▶ _Requirement_:
Starting from the line that contains "OCR this image.", reproduce each line exactly through the end of the material, and include no other lines.

▶ _Supplied entries_:

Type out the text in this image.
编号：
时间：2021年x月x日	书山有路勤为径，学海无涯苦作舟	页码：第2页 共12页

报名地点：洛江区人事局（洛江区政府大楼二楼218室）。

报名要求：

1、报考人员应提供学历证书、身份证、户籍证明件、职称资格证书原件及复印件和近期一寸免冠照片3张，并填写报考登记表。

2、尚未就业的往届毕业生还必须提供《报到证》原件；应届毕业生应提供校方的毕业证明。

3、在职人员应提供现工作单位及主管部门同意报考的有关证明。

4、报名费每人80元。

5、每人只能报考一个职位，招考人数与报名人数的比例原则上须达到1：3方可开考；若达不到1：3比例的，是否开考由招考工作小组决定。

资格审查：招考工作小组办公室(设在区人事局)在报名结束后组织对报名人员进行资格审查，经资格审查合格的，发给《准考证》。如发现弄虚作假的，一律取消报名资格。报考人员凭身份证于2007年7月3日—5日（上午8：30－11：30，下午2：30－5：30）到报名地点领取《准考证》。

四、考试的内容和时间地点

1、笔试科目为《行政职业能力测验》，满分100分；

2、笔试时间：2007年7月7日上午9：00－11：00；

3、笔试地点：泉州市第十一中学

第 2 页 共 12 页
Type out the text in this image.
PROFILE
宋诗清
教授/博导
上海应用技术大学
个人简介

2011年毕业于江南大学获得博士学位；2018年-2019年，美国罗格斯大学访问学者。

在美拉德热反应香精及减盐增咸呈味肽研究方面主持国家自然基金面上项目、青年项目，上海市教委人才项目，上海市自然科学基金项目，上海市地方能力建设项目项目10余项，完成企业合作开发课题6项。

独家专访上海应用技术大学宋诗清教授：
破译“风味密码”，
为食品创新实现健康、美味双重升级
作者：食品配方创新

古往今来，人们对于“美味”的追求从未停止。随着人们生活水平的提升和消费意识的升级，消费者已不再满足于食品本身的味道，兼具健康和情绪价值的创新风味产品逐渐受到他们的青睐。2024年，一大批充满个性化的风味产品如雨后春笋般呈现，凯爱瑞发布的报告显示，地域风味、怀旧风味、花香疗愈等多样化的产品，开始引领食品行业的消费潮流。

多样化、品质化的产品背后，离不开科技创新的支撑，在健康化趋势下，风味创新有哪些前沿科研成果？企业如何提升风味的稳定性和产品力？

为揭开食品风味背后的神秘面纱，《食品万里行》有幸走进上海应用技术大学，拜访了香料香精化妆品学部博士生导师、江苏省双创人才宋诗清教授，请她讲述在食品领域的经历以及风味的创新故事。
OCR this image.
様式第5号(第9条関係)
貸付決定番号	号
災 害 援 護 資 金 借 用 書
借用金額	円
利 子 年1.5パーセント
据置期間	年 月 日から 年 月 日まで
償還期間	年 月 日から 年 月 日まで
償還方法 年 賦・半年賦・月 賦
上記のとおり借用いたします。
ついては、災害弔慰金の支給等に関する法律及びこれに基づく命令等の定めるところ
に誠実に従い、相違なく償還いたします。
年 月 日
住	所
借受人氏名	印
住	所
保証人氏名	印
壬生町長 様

▶ _Exercise response_:
OCR this image.
様式第5号(第9条関係)
貸付決定番号	号
災 害 援 護 資 金 借 用 書
借用金額	円
利 子 年1.5パーセント
据置期間	年 月 日から 年 月 日まで
償還期間	年 月 日から 年 月 日まで
償還方法 年 賦・半年賦・月 賦
上記のとおり借用いたします。
ついては、災害弔慰金の支給等に関する法律及びこれに基づく命令等の定めるところ
に誠実に従い、相違なく償還いたします。
年 月 日
住	所
借受人氏名	印
住	所
保証人氏名	印
壬生町長 様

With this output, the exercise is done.